- **EXERCISE OBJECTIVE**: Reproduce the data below line for line, with no changes.

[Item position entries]
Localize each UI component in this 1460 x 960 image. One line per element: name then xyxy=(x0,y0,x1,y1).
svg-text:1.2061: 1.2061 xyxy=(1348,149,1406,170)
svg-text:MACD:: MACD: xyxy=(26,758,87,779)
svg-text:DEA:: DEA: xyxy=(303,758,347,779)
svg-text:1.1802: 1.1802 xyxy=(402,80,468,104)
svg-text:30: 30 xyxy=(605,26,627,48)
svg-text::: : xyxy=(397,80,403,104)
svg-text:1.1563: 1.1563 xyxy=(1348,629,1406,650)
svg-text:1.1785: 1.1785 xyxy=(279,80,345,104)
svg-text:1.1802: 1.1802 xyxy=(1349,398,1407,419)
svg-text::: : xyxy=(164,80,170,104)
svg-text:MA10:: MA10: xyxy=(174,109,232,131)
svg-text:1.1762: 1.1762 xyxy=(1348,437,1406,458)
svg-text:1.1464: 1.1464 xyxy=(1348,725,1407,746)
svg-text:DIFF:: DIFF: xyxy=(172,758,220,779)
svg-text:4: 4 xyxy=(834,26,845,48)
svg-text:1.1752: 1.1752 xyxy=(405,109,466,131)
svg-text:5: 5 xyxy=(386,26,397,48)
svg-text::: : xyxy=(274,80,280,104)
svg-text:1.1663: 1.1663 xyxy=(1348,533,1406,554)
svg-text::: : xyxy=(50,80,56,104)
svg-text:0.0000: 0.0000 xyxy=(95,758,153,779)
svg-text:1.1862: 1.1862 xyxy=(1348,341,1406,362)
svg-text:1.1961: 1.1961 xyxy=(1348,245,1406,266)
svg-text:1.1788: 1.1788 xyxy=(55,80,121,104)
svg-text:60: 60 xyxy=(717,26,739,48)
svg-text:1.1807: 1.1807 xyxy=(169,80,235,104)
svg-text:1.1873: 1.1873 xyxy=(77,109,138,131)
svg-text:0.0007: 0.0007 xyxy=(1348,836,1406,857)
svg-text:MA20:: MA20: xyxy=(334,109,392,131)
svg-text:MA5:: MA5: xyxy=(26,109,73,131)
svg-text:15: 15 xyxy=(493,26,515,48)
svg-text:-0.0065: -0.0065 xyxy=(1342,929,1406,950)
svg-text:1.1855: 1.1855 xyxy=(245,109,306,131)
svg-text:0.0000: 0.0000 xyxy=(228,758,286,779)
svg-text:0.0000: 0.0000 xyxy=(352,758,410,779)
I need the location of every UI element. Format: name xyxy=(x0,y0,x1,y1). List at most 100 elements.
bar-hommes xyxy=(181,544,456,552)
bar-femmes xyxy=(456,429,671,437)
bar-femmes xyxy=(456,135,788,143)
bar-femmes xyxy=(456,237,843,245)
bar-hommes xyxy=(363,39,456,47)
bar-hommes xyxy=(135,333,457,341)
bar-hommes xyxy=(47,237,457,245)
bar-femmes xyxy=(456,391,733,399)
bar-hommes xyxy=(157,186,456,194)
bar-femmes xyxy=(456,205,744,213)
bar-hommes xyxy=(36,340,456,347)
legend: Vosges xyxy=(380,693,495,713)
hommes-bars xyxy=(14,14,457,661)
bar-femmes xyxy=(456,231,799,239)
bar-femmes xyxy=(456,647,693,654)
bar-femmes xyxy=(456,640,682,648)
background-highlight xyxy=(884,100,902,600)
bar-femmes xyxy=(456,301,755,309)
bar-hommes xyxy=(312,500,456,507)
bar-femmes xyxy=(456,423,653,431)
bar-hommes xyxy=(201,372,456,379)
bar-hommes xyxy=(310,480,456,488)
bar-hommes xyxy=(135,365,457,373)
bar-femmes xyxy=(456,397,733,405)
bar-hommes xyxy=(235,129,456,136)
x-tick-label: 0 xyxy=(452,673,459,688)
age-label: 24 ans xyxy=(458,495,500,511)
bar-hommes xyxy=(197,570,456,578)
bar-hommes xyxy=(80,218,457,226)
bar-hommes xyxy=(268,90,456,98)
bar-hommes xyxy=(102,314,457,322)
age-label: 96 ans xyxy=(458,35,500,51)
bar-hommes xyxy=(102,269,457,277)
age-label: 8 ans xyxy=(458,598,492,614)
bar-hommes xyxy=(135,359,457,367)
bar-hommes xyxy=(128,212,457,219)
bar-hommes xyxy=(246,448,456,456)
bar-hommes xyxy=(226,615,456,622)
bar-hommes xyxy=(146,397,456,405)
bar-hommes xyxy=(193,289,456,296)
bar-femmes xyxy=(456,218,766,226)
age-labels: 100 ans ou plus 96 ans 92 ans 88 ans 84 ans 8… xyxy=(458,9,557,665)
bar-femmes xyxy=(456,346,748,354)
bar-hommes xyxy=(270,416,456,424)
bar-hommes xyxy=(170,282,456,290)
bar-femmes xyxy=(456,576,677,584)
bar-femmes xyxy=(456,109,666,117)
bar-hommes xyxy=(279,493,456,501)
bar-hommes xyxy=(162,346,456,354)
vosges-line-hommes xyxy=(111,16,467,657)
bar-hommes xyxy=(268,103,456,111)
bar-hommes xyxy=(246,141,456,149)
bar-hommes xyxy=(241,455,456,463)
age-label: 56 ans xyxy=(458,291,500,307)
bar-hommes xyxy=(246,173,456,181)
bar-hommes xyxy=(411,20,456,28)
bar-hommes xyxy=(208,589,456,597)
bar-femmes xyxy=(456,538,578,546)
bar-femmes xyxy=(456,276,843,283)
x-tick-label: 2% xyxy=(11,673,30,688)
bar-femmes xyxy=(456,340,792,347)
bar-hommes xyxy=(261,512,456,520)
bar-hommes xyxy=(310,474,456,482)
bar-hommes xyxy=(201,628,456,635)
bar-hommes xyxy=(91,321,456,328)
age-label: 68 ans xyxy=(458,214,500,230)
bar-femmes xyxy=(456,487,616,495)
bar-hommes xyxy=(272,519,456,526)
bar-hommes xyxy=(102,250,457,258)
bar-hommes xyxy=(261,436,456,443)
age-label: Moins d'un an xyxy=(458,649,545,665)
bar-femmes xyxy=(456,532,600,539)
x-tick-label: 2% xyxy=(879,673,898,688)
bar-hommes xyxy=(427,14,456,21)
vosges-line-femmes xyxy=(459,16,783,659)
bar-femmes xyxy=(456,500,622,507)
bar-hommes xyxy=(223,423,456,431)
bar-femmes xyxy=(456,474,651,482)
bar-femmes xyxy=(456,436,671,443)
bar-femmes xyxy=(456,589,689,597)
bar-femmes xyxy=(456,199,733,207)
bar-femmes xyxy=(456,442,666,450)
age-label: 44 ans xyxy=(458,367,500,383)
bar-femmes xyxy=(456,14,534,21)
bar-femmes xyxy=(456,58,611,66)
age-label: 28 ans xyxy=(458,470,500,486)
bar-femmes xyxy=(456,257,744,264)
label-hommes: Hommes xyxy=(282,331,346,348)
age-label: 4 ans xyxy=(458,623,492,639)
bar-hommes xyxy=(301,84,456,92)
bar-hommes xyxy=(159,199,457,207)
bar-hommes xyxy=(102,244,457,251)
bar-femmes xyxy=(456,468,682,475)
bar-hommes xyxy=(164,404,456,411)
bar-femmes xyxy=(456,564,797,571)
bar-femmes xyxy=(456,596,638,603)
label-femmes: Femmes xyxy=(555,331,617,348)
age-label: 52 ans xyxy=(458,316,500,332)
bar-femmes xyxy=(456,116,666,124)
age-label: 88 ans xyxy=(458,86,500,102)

- **FINAL RESULT**:
Localize each UI component in this 1460 x 960 image. One line per element: name then xyxy=(x0,y0,x1,y1).
svg-text:1.2061: 1.2061 xyxy=(1348,149,1406,170)
svg-text:MACD:: MACD: xyxy=(26,758,87,779)
svg-text:DEA:: DEA: xyxy=(303,758,347,779)
svg-text:1.1802: 1.1802 xyxy=(402,80,468,104)
svg-text:30: 30 xyxy=(605,26,627,48)
svg-text::: : xyxy=(397,80,403,104)
svg-text:1.1563: 1.1563 xyxy=(1348,629,1406,650)
svg-text:1.1785: 1.1785 xyxy=(279,80,345,104)
svg-text:1.1802: 1.1802 xyxy=(1349,398,1407,419)
svg-text::: : xyxy=(164,80,170,104)
svg-text:MA10:: MA10: xyxy=(174,109,232,131)
svg-text:1.1762: 1.1762 xyxy=(1348,437,1406,458)
svg-text:1.1464: 1.1464 xyxy=(1348,725,1407,746)
svg-text:DIFF:: DIFF: xyxy=(172,758,220,779)
svg-text:4: 4 xyxy=(834,26,845,48)
svg-text:1.1752: 1.1752 xyxy=(405,109,466,131)
svg-text:5: 5 xyxy=(386,26,397,48)
svg-text::: : xyxy=(274,80,280,104)
svg-text:1.1663: 1.1663 xyxy=(1348,533,1406,554)
svg-text::: : xyxy=(50,80,56,104)
svg-text:0.0000: 0.0000 xyxy=(95,758,153,779)
svg-text:1.1862: 1.1862 xyxy=(1348,341,1406,362)
svg-text:1.1961: 1.1961 xyxy=(1348,245,1406,266)
svg-text:1.1788: 1.1788 xyxy=(55,80,121,104)
svg-text:60: 60 xyxy=(717,26,739,48)
svg-text:1.1807: 1.1807 xyxy=(169,80,235,104)
svg-text:1.1873: 1.1873 xyxy=(77,109,138,131)
svg-text:0.0007: 0.0007 xyxy=(1348,836,1406,857)
svg-text:MA20:: MA20: xyxy=(334,109,392,131)
svg-text:MA5:: MA5: xyxy=(26,109,73,131)
svg-text:15: 15 xyxy=(493,26,515,48)
svg-text:-0.0065: -0.0065 xyxy=(1342,929,1406,950)
svg-text:1.1855: 1.1855 xyxy=(245,109,306,131)
svg-text:0.0000: 0.0000 xyxy=(228,758,286,779)
svg-text:0.0000: 0.0000 xyxy=(352,758,410,779)
I need the location of every UI element. Format: name xyxy=(x0,y0,x1,y1). List at most 100 elements.
bar-hommes xyxy=(181,544,456,552)
bar-femmes xyxy=(456,429,671,437)
bar-femmes xyxy=(456,135,788,143)
bar-femmes xyxy=(456,237,843,245)
bar-hommes xyxy=(363,39,456,47)
bar-hommes xyxy=(135,333,457,341)
bar-hommes xyxy=(47,237,457,245)
bar-femmes xyxy=(456,391,733,399)
bar-hommes xyxy=(157,186,456,194)
bar-femmes xyxy=(456,205,744,213)
bar-hommes xyxy=(36,340,456,347)
legend: Vosges xyxy=(380,693,495,713)
hommes-bars xyxy=(14,14,457,661)
bar-femmes xyxy=(456,231,799,239)
bar-femmes xyxy=(456,647,693,654)
bar-femmes xyxy=(456,640,682,648)
background-highlight xyxy=(884,100,902,600)
bar-femmes xyxy=(456,301,755,309)
bar-hommes xyxy=(312,500,456,507)
bar-femmes xyxy=(456,423,653,431)
bar-hommes xyxy=(201,372,456,379)
bar-hommes xyxy=(310,480,456,488)
bar-hommes xyxy=(135,365,457,373)
bar-femmes xyxy=(456,397,733,405)
bar-hommes xyxy=(235,129,456,136)
x-tick-label: 0 xyxy=(452,673,459,688)
age-label: 24 ans xyxy=(458,495,500,511)
bar-hommes xyxy=(197,570,456,578)
bar-hommes xyxy=(80,218,457,226)
bar-hommes xyxy=(268,90,456,98)
bar-hommes xyxy=(102,314,457,322)
age-label: 96 ans xyxy=(458,35,500,51)
bar-hommes xyxy=(102,269,457,277)
age-label: 8 ans xyxy=(458,598,492,614)
bar-hommes xyxy=(135,359,457,367)
bar-hommes xyxy=(128,212,457,219)
bar-hommes xyxy=(246,448,456,456)
bar-hommes xyxy=(226,615,456,622)
bar-hommes xyxy=(146,397,456,405)
bar-hommes xyxy=(193,289,456,296)
bar-femmes xyxy=(456,218,766,226)
age-labels: 100 ans ou plus 96 ans 92 ans 88 ans 84 ans 8… xyxy=(458,9,557,665)
bar-femmes xyxy=(456,346,748,354)
bar-hommes xyxy=(270,416,456,424)
bar-hommes xyxy=(170,282,456,290)
bar-femmes xyxy=(456,576,677,584)
bar-femmes xyxy=(456,109,666,117)
bar-hommes xyxy=(279,493,456,501)
bar-hommes xyxy=(162,346,456,354)
vosges-line-hommes xyxy=(111,16,467,657)
bar-hommes xyxy=(268,103,456,111)
bar-hommes xyxy=(246,141,456,149)
bar-hommes xyxy=(241,455,456,463)
age-label: 56 ans xyxy=(458,291,500,307)
bar-hommes xyxy=(246,173,456,181)
bar-hommes xyxy=(411,20,456,28)
bar-hommes xyxy=(208,589,456,597)
bar-femmes xyxy=(456,538,578,546)
bar-femmes xyxy=(456,276,843,283)
x-tick-label: 2% xyxy=(11,673,30,688)
bar-femmes xyxy=(456,340,792,347)
bar-hommes xyxy=(261,512,456,520)
bar-hommes xyxy=(310,474,456,482)
bar-hommes xyxy=(201,628,456,635)
bar-hommes xyxy=(91,321,456,328)
age-label: 68 ans xyxy=(458,214,500,230)
bar-femmes xyxy=(456,487,616,495)
bar-hommes xyxy=(272,519,456,526)
bar-hommes xyxy=(102,250,457,258)
bar-hommes xyxy=(261,436,456,443)
age-label: Moins d'un an xyxy=(458,649,545,665)
bar-femmes xyxy=(456,532,600,539)
x-tick-label: 2% xyxy=(879,673,898,688)
bar-hommes xyxy=(427,14,456,21)
vosges-line-femmes xyxy=(459,16,783,659)
bar-femmes xyxy=(456,500,622,507)
bar-hommes xyxy=(223,423,456,431)
bar-femmes xyxy=(456,474,651,482)
bar-femmes xyxy=(456,436,671,443)
bar-femmes xyxy=(456,589,689,597)
bar-femmes xyxy=(456,199,733,207)
bar-femmes xyxy=(456,442,666,450)
age-label: 44 ans xyxy=(458,367,500,383)
bar-femmes xyxy=(456,14,534,21)
bar-femmes xyxy=(456,58,611,66)
age-label: 28 ans xyxy=(458,470,500,486)
bar-femmes xyxy=(456,257,744,264)
label-hommes: Hommes xyxy=(282,331,346,348)
age-label: 4 ans xyxy=(458,623,492,639)
bar-hommes xyxy=(301,84,456,92)
bar-hommes xyxy=(159,199,457,207)
bar-hommes xyxy=(102,244,457,251)
bar-femmes xyxy=(456,468,682,475)
bar-hommes xyxy=(164,404,456,411)
bar-femmes xyxy=(456,564,797,571)
bar-femmes xyxy=(456,596,638,603)
label-femmes: Femmes xyxy=(555,331,617,348)
age-label: 52 ans xyxy=(458,316,500,332)
bar-femmes xyxy=(456,116,666,124)
age-label: 88 ans xyxy=(458,86,500,102)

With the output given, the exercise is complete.